## Records supplied
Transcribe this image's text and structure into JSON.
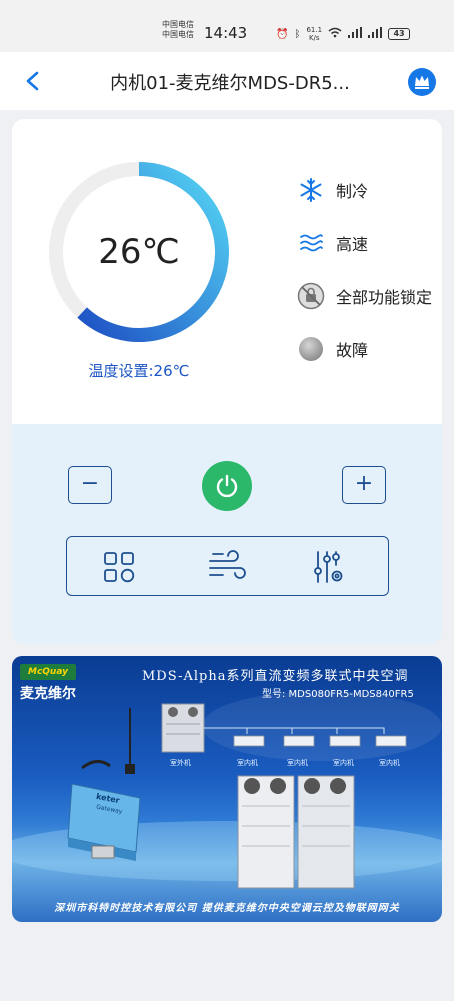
{
  "status_bar": {
    "carrier_1": "中国电信",
    "carrier_2": "中国电信",
    "time": "14:43",
    "net_speed_value": "61.1",
    "net_speed_unit": "K/s",
    "network_1": "4G",
    "network_2": "4G",
    "battery": "43"
  },
  "header": {
    "title": "内机01-麦克维尔MDS-DR5...",
    "back_icon": "chevron-left-icon",
    "crown_icon": "crown-icon",
    "accent": "#1677e6"
  },
  "thermostat": {
    "temperature": "26℃",
    "setting_label": "温度设置:26℃",
    "gauge_level": 0.62,
    "gauge_colors": [
      "#1d4fc4",
      "#56d8f5"
    ]
  },
  "status_list": [
    {
      "label": "制冷",
      "icon": "snowflake-icon"
    },
    {
      "label": "高速",
      "icon": "wind-waves-icon"
    },
    {
      "label": "全部功能锁定",
      "icon": "lock-disabled-icon"
    },
    {
      "label": "故障",
      "icon": "fault-dot-icon"
    }
  ],
  "controls": {
    "decrease": "−",
    "increase": "+",
    "power_icon": "power-icon",
    "power_color": "#2cb86a",
    "functions": [
      {
        "icon": "mode-grid-icon"
      },
      {
        "icon": "fan-wind-icon"
      },
      {
        "icon": "settings-sliders-icon"
      }
    ]
  },
  "banner": {
    "logo_en": "McQuay",
    "logo_cn": "麦克维尔",
    "title": "MDS-Alpha系列直流变频多联式中央空调",
    "model": "型号: MDS080FR5-MDS840FR5",
    "outdoor_label": "室外机",
    "indoor_labels": [
      "室内机",
      "室内机",
      "室内机",
      "室内机"
    ],
    "gateway_brand": "keter",
    "gateway_text": "Gateway",
    "footer": "深圳市科特时控技术有限公司   提供麦克维尔中央空调云控及物联网网关"
  }
}
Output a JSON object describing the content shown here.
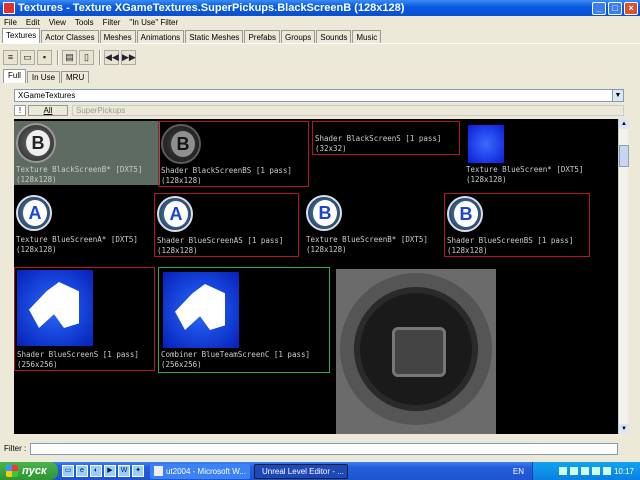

## Exercise
Print the records above exactly as they stand, but leave out the pictures.

## The reply
Transcribe this image's text and structure into JSON.
{
  "status_bar": {
    "carrier_1": "中国电信",
    "carrier_2": "中国电信",
    "time": "14:43",
    "net_speed_value": "61.1",
    "net_speed_unit": "K/s",
    "network_1": "4G",
    "network_2": "4G",
    "battery": "43"
  },
  "header": {
    "title": "内机01-麦克维尔MDS-DR5...",
    "back_icon": "chevron-left-icon",
    "crown_icon": "crown-icon",
    "accent": "#1677e6"
  },
  "thermostat": {
    "temperature": "26℃",
    "setting_label": "温度设置:26℃",
    "gauge_level": 0.62,
    "gauge_colors": [
      "#1d4fc4",
      "#56d8f5"
    ]
  },
  "status_list": [
    {
      "label": "制冷",
      "icon": "snowflake-icon"
    },
    {
      "label": "高速",
      "icon": "wind-waves-icon"
    },
    {
      "label": "全部功能锁定",
      "icon": "lock-disabled-icon"
    },
    {
      "label": "故障",
      "icon": "fault-dot-icon"
    }
  ],
  "controls": {
    "decrease": "−",
    "increase": "+",
    "power_icon": "power-icon",
    "power_color": "#2cb86a",
    "functions": [
      {
        "icon": "mode-grid-icon"
      },
      {
        "icon": "fan-wind-icon"
      },
      {
        "icon": "settings-sliders-icon"
      }
    ]
  },
  "banner": {
    "logo_en": "McQuay",
    "logo_cn": "麦克维尔",
    "title": "MDS-Alpha系列直流变频多联式中央空调",
    "model": "型号: MDS080FR5-MDS840FR5",
    "outdoor_label": "室外机",
    "indoor_labels": [
      "室内机",
      "室内机",
      "室内机",
      "室内机"
    ],
    "gateway_brand": "keter",
    "gateway_text": "Gateway",
    "footer": "深圳市科特时控技术有限公司   提供麦克维尔中央空调云控及物联网网关"
  }
}
Output a JSON object describing the content shown here.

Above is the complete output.